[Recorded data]
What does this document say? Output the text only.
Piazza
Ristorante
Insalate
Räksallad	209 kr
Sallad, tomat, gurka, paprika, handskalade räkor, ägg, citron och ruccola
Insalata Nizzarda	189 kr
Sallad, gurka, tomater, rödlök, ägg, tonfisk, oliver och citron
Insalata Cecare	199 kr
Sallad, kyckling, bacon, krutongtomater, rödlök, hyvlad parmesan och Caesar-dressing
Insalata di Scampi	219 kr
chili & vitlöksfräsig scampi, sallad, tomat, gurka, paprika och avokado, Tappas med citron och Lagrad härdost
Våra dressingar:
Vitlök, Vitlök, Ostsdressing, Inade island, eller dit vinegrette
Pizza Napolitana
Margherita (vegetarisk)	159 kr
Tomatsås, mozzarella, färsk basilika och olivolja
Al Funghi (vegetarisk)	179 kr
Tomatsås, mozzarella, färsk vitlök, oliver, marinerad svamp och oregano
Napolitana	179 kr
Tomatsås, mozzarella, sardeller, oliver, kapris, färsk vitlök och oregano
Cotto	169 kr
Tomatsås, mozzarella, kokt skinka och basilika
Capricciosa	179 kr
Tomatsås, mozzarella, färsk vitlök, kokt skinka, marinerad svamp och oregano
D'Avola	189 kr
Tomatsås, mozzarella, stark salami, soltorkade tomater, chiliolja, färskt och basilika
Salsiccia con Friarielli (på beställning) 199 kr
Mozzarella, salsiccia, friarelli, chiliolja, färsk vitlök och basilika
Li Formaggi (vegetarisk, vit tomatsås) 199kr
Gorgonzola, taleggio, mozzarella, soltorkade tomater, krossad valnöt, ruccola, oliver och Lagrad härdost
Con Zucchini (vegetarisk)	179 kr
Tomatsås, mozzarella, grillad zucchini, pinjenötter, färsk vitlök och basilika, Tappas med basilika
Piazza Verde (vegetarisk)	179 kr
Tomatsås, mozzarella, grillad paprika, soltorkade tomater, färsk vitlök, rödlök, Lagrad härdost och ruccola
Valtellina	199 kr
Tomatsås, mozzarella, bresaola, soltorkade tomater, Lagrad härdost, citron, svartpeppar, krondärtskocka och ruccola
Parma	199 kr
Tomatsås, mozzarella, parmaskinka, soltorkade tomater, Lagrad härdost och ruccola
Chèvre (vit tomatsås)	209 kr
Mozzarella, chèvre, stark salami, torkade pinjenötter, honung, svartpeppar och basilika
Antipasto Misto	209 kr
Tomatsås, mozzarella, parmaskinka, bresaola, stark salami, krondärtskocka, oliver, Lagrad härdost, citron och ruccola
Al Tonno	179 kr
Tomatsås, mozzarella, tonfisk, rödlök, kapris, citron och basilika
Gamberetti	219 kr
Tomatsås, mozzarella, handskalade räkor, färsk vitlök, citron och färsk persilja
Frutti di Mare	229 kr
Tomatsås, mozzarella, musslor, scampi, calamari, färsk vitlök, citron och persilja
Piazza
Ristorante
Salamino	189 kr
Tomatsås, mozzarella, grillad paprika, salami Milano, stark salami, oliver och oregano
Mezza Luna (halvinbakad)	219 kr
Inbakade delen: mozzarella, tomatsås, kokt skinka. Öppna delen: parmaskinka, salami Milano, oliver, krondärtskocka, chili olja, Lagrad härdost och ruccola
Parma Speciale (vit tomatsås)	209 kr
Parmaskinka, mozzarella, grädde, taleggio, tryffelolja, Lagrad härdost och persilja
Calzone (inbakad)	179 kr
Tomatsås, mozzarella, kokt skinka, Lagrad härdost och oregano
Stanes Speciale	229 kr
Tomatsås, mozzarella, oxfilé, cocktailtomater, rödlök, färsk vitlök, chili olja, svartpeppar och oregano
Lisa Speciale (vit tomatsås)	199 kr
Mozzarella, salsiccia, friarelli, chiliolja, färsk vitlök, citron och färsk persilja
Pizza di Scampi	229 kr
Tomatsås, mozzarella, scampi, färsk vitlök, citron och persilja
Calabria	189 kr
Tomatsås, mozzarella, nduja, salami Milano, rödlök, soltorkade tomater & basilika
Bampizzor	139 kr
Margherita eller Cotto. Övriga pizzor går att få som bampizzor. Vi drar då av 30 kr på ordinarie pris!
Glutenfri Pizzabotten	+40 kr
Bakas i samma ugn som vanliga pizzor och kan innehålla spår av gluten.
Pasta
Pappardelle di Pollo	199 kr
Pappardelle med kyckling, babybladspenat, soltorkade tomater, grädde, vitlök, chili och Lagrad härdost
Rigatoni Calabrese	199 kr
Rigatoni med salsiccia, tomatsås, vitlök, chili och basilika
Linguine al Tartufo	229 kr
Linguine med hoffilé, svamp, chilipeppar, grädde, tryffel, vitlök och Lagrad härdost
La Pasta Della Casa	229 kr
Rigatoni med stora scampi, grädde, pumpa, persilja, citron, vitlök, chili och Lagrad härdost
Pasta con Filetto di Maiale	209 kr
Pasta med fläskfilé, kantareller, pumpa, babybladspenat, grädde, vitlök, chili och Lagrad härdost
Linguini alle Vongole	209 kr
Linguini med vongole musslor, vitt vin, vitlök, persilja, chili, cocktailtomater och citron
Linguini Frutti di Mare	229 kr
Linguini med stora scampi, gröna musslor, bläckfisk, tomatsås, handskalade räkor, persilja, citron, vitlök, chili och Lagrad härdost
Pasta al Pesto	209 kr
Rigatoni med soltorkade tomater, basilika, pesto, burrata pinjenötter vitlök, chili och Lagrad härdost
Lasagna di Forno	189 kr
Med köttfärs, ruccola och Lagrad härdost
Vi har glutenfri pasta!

STATED GOAL » From the records above, extract every entry exactly as given.

REPLY »
What does this document say? Output the text only.
Piazza
Ristorante
Insalate
Räksallad	209 kr
Sallad, tomat, gurka, paprika, handskalade räkor, ägg, citron och ruccola
Insalata Nizzarda	189 kr
Sallad, gurka, tomater, rödlök, ägg, tonfisk, oliver och citron
Insalata Cecare	199 kr
Sallad, kyckling, bacon, krutongtomater, rödlök, hyvlad parmesan och Caesar-dressing
Insalata di Scampi	219 kr
chili & vitlöksfräsig scampi, sallad, tomat, gurka, paprika och avokado, Tappas med citron och Lagrad härdost
Våra dressingar:
Vitlök, Vitlök, Ostsdressing, Inade island, eller dit vinegrette
Pizza Napolitana
Margherita (vegetarisk)	159 kr
Tomatsås, mozzarella, färsk basilika och olivolja
Al Funghi (vegetarisk)	179 kr
Tomatsås, mozzarella, färsk vitlök, oliver, marinerad svamp och oregano
Napolitana	179 kr
Tomatsås, mozzarella, sardeller, oliver, kapris, färsk vitlök och oregano
Cotto	169 kr
Tomatsås, mozzarella, kokt skinka och basilika
Capricciosa	179 kr
Tomatsås, mozzarella, färsk vitlök, kokt skinka, marinerad svamp och oregano
D'Avola	189 kr
Tomatsås, mozzarella, stark salami, soltorkade tomater, chiliolja, färskt och basilika
Salsiccia con Friarielli (på beställning) 199 kr
Mozzarella, salsiccia, friarelli, chiliolja, färsk vitlök och basilika
Li Formaggi (vegetarisk, vit tomatsås) 199kr
Gorgonzola, taleggio, mozzarella, soltorkade tomater, krossad valnöt, ruccola, oliver och Lagrad härdost
Con Zucchini (vegetarisk)	179 kr
Tomatsås, mozzarella, grillad zucchini, pinjenötter, färsk vitlök och basilika, Tappas med basilika
Piazza Verde (vegetarisk)	179 kr
Tomatsås, mozzarella, grillad paprika, soltorkade tomater, färsk vitlök, rödlök, Lagrad härdost och ruccola
Valtellina	199 kr
Tomatsås, mozzarella, bresaola, soltorkade tomater, Lagrad härdost, citron, svartpeppar, krondärtskocka och ruccola
Parma	199 kr
Tomatsås, mozzarella, parmaskinka, soltorkade tomater, Lagrad härdost och ruccola
Chèvre (vit tomatsås)	209 kr
Mozzarella, chèvre, stark salami, torkade pinjenötter, honung, svartpeppar och basilika
Antipasto Misto	209 kr
Tomatsås, mozzarella, parmaskinka, bresaola, stark salami, krondärtskocka, oliver, Lagrad härdost, citron och ruccola
Al Tonno	179 kr
Tomatsås, mozzarella, tonfisk, rödlök, kapris, citron och basilika
Gamberetti	219 kr
Tomatsås, mozzarella, handskalade räkor, färsk vitlök, citron och färsk persilja
Frutti di Mare	229 kr
Tomatsås, mozzarella, musslor, scampi, calamari, färsk vitlök, citron och persilja
Piazza
Ristorante
Salamino	189 kr
Tomatsås, mozzarella, grillad paprika, salami Milano, stark salami, oliver och oregano
Mezza Luna (halvinbakad)	219 kr
Inbakade delen: mozzarella, tomatsås, kokt skinka. Öppna delen: parmaskinka, salami Milano, oliver, krondärtskocka, chili olja, Lagrad härdost och ruccola
Parma Speciale (vit tomatsås)	209 kr
Parmaskinka, mozzarella, grädde, taleggio, tryffelolja, Lagrad härdost och persilja
Calzone (inbakad)	179 kr
Tomatsås, mozzarella, kokt skinka, Lagrad härdost och oregano
Stanes Speciale	229 kr
Tomatsås, mozzarella, oxfilé, cocktailtomater, rödlök, färsk vitlök, chili olja, svartpeppar och oregano
Lisa Speciale (vit tomatsås)	199 kr
Mozzarella, salsiccia, friarelli, chiliolja, färsk vitlök, citron och färsk persilja
Pizza di Scampi	229 kr
Tomatsås, mozzarella, scampi, färsk vitlök, citron och persilja
Calabria	189 kr
Tomatsås, mozzarella, nduja, salami Milano, rödlök, soltorkade tomater & basilika
Bampizzor	139 kr
Margherita eller Cotto. Övriga pizzor går att få som bampizzor. Vi drar då av 30 kr på ordinarie pris!
Glutenfri Pizzabotten	+40 kr
Bakas i samma ugn som vanliga pizzor och kan innehålla spår av gluten.
Pasta
Pappardelle di Pollo	199 kr
Pappardelle med kyckling, babybladspenat, soltorkade tomater, grädde, vitlök, chili och Lagrad härdost
Rigatoni Calabrese	199 kr
Rigatoni med salsiccia, tomatsås, vitlök, chili och basilika
Linguine al Tartufo	229 kr
Linguine med hoffilé, svamp, chilipeppar, grädde, tryffel, vitlök och Lagrad härdost
La Pasta Della Casa	229 kr
Rigatoni med stora scampi, grädde, pumpa, persilja, citron, vitlök, chili och Lagrad härdost
Pasta con Filetto di Maiale	209 kr
Pasta med fläskfilé, kantareller, pumpa, babybladspenat, grädde, vitlök, chili och Lagrad härdost
Linguini alle Vongole	209 kr
Linguini med vongole musslor, vitt vin, vitlök, persilja, chili, cocktailtomater och citron
Linguini Frutti di Mare	229 kr
Linguini med stora scampi, gröna musslor, bläckfisk, tomatsås, handskalade räkor, persilja, citron, vitlök, chili och Lagrad härdost
Pasta al Pesto	209 kr
Rigatoni med soltorkade tomater, basilika, pesto, burrata pinjenötter vitlök, chili och Lagrad härdost
Lasagna di Forno	189 kr
Med köttfärs, ruccola och Lagrad härdost
Vi har glutenfri pasta!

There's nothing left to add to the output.